The request:
Return the whole listing, line for line, without the pictures in it.
++++
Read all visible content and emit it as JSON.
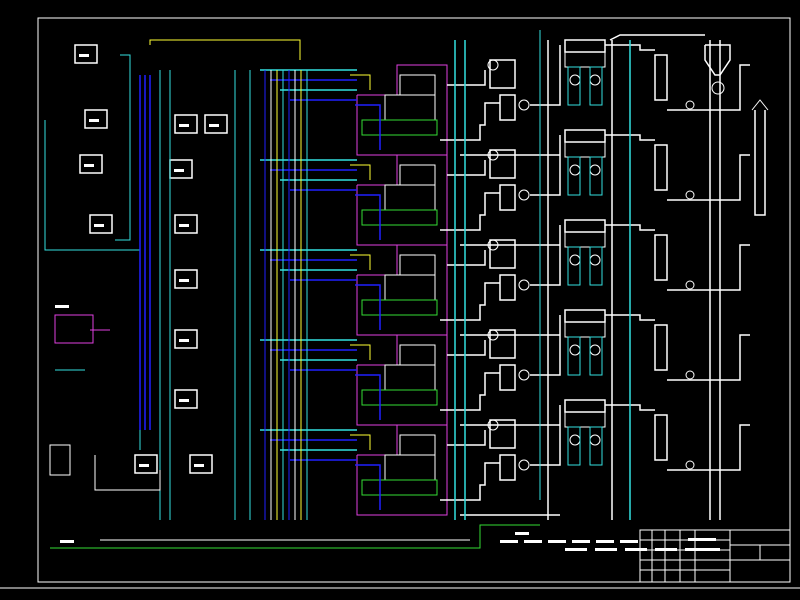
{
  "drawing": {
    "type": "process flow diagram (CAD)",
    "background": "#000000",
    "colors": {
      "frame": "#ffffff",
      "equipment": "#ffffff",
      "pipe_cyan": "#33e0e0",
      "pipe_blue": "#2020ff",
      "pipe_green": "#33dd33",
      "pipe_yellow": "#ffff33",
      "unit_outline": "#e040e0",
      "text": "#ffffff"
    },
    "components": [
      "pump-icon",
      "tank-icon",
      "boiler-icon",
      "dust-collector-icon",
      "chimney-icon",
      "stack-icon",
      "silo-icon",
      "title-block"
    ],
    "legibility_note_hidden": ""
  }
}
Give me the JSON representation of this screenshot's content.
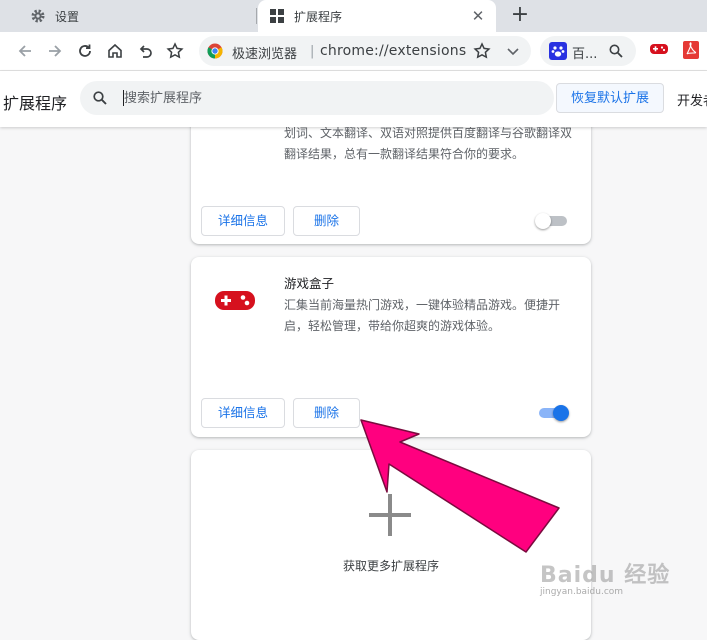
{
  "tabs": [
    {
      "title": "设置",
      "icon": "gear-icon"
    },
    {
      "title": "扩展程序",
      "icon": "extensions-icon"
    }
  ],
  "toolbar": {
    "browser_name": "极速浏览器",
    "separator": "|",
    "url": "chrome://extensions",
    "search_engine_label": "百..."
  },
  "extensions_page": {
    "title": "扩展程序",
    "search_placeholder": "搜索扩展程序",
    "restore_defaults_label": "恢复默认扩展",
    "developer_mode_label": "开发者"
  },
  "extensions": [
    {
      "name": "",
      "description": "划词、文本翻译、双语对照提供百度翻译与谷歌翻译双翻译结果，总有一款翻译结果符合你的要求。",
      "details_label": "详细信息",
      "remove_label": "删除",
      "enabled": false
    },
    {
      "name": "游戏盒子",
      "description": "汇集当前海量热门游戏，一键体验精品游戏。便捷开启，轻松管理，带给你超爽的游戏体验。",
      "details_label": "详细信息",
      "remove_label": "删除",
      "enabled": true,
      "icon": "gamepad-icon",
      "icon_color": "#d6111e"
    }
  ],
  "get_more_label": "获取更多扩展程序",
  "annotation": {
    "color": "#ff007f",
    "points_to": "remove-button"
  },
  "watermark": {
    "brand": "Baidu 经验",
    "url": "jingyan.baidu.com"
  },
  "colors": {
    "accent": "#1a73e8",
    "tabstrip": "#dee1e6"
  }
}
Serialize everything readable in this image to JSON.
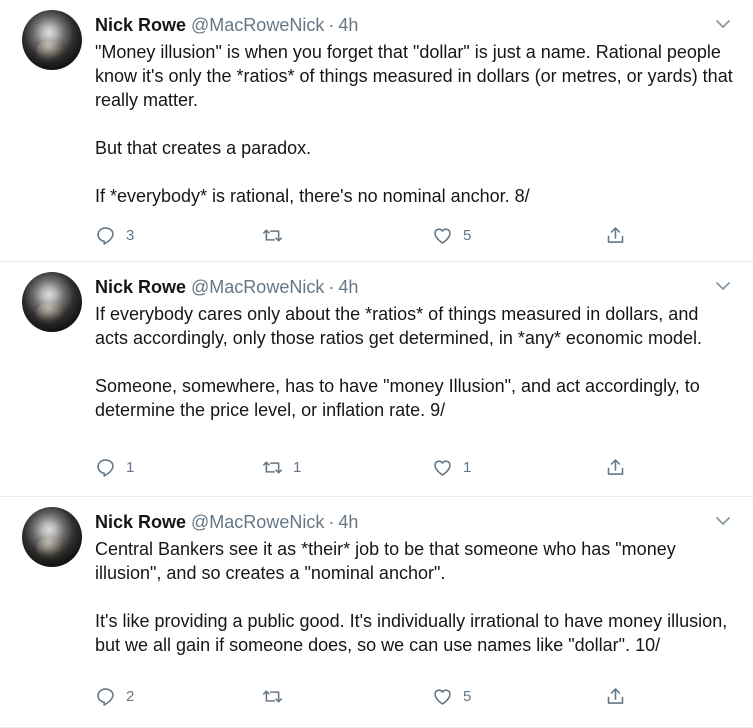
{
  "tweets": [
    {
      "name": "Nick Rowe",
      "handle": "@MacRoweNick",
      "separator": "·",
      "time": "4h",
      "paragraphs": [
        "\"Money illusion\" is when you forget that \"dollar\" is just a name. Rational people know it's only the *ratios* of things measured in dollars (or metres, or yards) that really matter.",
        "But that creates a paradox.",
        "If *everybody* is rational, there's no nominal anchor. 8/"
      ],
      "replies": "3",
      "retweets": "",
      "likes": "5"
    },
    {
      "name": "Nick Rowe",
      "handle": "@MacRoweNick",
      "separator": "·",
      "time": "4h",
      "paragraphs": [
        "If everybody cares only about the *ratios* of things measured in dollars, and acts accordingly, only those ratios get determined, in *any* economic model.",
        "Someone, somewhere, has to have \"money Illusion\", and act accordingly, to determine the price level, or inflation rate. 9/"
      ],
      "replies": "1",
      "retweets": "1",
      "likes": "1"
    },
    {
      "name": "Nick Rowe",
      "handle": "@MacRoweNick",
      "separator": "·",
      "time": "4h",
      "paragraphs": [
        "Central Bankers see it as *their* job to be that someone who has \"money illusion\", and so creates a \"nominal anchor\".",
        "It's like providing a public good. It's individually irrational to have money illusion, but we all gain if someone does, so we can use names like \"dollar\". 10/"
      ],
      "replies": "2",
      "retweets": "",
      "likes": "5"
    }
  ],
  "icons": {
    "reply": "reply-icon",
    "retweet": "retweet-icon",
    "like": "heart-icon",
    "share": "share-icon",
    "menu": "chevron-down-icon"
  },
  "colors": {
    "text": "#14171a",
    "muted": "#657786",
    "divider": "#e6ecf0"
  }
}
++++
Solved exercise:
Read all visible content and emit it as JSON.
{
  "drawing": {
    "type": "process flow diagram (CAD)",
    "background": "#000000",
    "colors": {
      "frame": "#ffffff",
      "equipment": "#ffffff",
      "pipe_cyan": "#33e0e0",
      "pipe_blue": "#2020ff",
      "pipe_green": "#33dd33",
      "pipe_yellow": "#ffff33",
      "unit_outline": "#e040e0",
      "text": "#ffffff"
    },
    "components": [
      "pump-icon",
      "tank-icon",
      "boiler-icon",
      "dust-collector-icon",
      "chimney-icon",
      "stack-icon",
      "silo-icon",
      "title-block"
    ],
    "legibility_note_hidden": ""
  }
}
Give me the JSON representation of this screenshot's content.
{
  "tabs": [
    {
      "title": "设置",
      "icon": "gear-icon"
    },
    {
      "title": "扩展程序",
      "icon": "extensions-icon"
    }
  ],
  "toolbar": {
    "browser_name": "极速浏览器",
    "separator": "|",
    "url": "chrome://extensions",
    "search_engine_label": "百..."
  },
  "extensions_page": {
    "title": "扩展程序",
    "search_placeholder": "搜索扩展程序",
    "restore_defaults_label": "恢复默认扩展",
    "developer_mode_label": "开发者"
  },
  "extensions": [
    {
      "name": "",
      "description": "划词、文本翻译、双语对照提供百度翻译与谷歌翻译双翻译结果，总有一款翻译结果符合你的要求。",
      "details_label": "详细信息",
      "remove_label": "删除",
      "enabled": false
    },
    {
      "name": "游戏盒子",
      "description": "汇集当前海量热门游戏，一键体验精品游戏。便捷开启，轻松管理，带给你超爽的游戏体验。",
      "details_label": "详细信息",
      "remove_label": "删除",
      "enabled": true,
      "icon": "gamepad-icon",
      "icon_color": "#d6111e"
    }
  ],
  "get_more_label": "获取更多扩展程序",
  "annotation": {
    "color": "#ff007f",
    "points_to": "remove-button"
  },
  "watermark": {
    "brand": "Baidu 经验",
    "url": "jingyan.baidu.com"
  },
  "colors": {
    "accent": "#1a73e8",
    "tabstrip": "#dee1e6"
  }
}
Serialize everything readable in this image to JSON.
{
  "tweets": [
    {
      "name": "Nick Rowe",
      "handle": "@MacRoweNick",
      "separator": "·",
      "time": "4h",
      "paragraphs": [
        "\"Money illusion\" is when you forget that \"dollar\" is just a name. Rational people know it's only the *ratios* of things measured in dollars (or metres, or yards) that really matter.",
        "But that creates a paradox.",
        "If *everybody* is rational, there's no nominal anchor. 8/"
      ],
      "replies": "3",
      "retweets": "",
      "likes": "5"
    },
    {
      "name": "Nick Rowe",
      "handle": "@MacRoweNick",
      "separator": "·",
      "time": "4h",
      "paragraphs": [
        "If everybody cares only about the *ratios* of things measured in dollars, and acts accordingly, only those ratios get determined, in *any* economic model.",
        "Someone, somewhere, has to have \"money Illusion\", and act accordingly, to determine the price level, or inflation rate. 9/"
      ],
      "replies": "1",
      "retweets": "1",
      "likes": "1"
    },
    {
      "name": "Nick Rowe",
      "handle": "@MacRoweNick",
      "separator": "·",
      "time": "4h",
      "paragraphs": [
        "Central Bankers see it as *their* job to be that someone who has \"money illusion\", and so creates a \"nominal anchor\".",
        "It's like providing a public good. It's individually irrational to have money illusion, but we all gain if someone does, so we can use names like \"dollar\". 10/"
      ],
      "replies": "2",
      "retweets": "",
      "likes": "5"
    }
  ],
  "icons": {
    "reply": "reply-icon",
    "retweet": "retweet-icon",
    "like": "heart-icon",
    "share": "share-icon",
    "menu": "chevron-down-icon"
  },
  "colors": {
    "text": "#14171a",
    "muted": "#657786",
    "divider": "#e6ecf0"
  }
}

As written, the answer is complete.